>> begin MATERIALS PROVIDED
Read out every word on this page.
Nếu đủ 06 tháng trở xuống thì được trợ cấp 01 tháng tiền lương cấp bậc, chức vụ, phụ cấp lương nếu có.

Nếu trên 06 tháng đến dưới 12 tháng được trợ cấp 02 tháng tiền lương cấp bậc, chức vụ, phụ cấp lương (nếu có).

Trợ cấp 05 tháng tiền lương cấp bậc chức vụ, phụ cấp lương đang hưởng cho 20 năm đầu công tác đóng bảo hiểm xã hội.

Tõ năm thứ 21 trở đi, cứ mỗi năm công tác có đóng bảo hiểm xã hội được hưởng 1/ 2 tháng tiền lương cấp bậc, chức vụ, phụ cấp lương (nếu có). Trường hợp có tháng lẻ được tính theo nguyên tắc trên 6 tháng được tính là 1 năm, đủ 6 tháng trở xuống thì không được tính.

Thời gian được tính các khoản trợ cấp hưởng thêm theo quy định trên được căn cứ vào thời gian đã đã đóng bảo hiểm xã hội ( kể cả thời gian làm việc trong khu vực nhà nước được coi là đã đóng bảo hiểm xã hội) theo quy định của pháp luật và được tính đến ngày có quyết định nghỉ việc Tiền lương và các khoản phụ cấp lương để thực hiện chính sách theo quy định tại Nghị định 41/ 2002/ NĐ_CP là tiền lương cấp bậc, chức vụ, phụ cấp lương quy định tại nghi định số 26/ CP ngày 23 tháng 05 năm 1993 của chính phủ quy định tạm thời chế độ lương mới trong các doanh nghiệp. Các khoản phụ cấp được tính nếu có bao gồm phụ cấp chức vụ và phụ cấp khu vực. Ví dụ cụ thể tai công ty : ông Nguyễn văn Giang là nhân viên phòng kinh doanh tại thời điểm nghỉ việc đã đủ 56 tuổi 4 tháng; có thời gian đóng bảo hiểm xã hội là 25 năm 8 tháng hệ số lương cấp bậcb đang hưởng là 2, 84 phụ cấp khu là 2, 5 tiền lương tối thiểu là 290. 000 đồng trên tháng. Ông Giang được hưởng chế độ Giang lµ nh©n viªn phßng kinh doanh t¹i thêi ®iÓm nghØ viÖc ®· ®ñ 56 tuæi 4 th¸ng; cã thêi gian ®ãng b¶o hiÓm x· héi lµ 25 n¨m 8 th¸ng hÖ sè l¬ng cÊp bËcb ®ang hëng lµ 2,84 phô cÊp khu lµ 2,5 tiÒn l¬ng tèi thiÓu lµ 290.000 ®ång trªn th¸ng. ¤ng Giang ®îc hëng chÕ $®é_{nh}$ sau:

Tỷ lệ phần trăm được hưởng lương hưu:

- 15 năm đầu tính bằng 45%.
>> end MATERIALS PROVIDED
▶ _REQUIRED WORK_
Go through the material above line by line and copy it exactly.

▶ _THE SOLUTION_
Read out every word on this page.
Nếu đủ 06 tháng trở xuống thì được trợ cấp 01 tháng tiền lương cấp bậc, chức vụ, phụ cấp lương nếu có.

Nếu trên 06 tháng đến dưới 12 tháng được trợ cấp 02 tháng tiền lương cấp bậc, chức vụ, phụ cấp lương (nếu có).

Trợ cấp 05 tháng tiền lương cấp bậc chức vụ, phụ cấp lương đang hưởng cho 20 năm đầu công tác đóng bảo hiểm xã hội.

Tõ năm thứ 21 trở đi, cứ mỗi năm công tác có đóng bảo hiểm xã hội được hưởng 1/ 2 tháng tiền lương cấp bậc, chức vụ, phụ cấp lương (nếu có). Trường hợp có tháng lẻ được tính theo nguyên tắc trên 6 tháng được tính là 1 năm, đủ 6 tháng trở xuống thì không được tính.

Thời gian được tính các khoản trợ cấp hưởng thêm theo quy định trên được căn cứ vào thời gian đã đã đóng bảo hiểm xã hội ( kể cả thời gian làm việc trong khu vực nhà nước được coi là đã đóng bảo hiểm xã hội) theo quy định của pháp luật và được tính đến ngày có quyết định nghỉ việc Tiền lương và các khoản phụ cấp lương để thực hiện chính sách theo quy định tại Nghị định 41/ 2002/ NĐ_CP là tiền lương cấp bậc, chức vụ, phụ cấp lương quy định tại nghi định số 26/ CP ngày 23 tháng 05 năm 1993 của chính phủ quy định tạm thời chế độ lương mới trong các doanh nghiệp. Các khoản phụ cấp được tính nếu có bao gồm phụ cấp chức vụ và phụ cấp khu vực. Ví dụ cụ thể tai công ty : ông Nguyễn văn Giang là nhân viên phòng kinh doanh tại thời điểm nghỉ việc đã đủ 56 tuổi 4 tháng; có thời gian đóng bảo hiểm xã hội là 25 năm 8 tháng hệ số lương cấp bậcb đang hưởng là 2, 84 phụ cấp khu là 2, 5 tiền lương tối thiểu là 290. 000 đồng trên tháng. Ông Giang được hưởng chế độ Giang lµ nh©n viªn phßng kinh doanh t¹i thêi ®iÓm nghØ viÖc ®· ®ñ 56 tuæi 4 th¸ng; cã thêi gian ®ãng b¶o hiÓm x· héi lµ 25 n¨m 8 th¸ng hÖ sè l¬ng cÊp bËcb ®ang hëng lµ 2,84 phô cÊp khu lµ 2,5 tiÒn l¬ng tèi thiÓu lµ 290.000 ®ång trªn th¸ng. ¤ng Giang ®îc hëng chÕ $®é_{nh}$ sau:

Tỷ lệ phần trăm được hưởng lương hưu:

- 15 năm đầu tính bằng 45%.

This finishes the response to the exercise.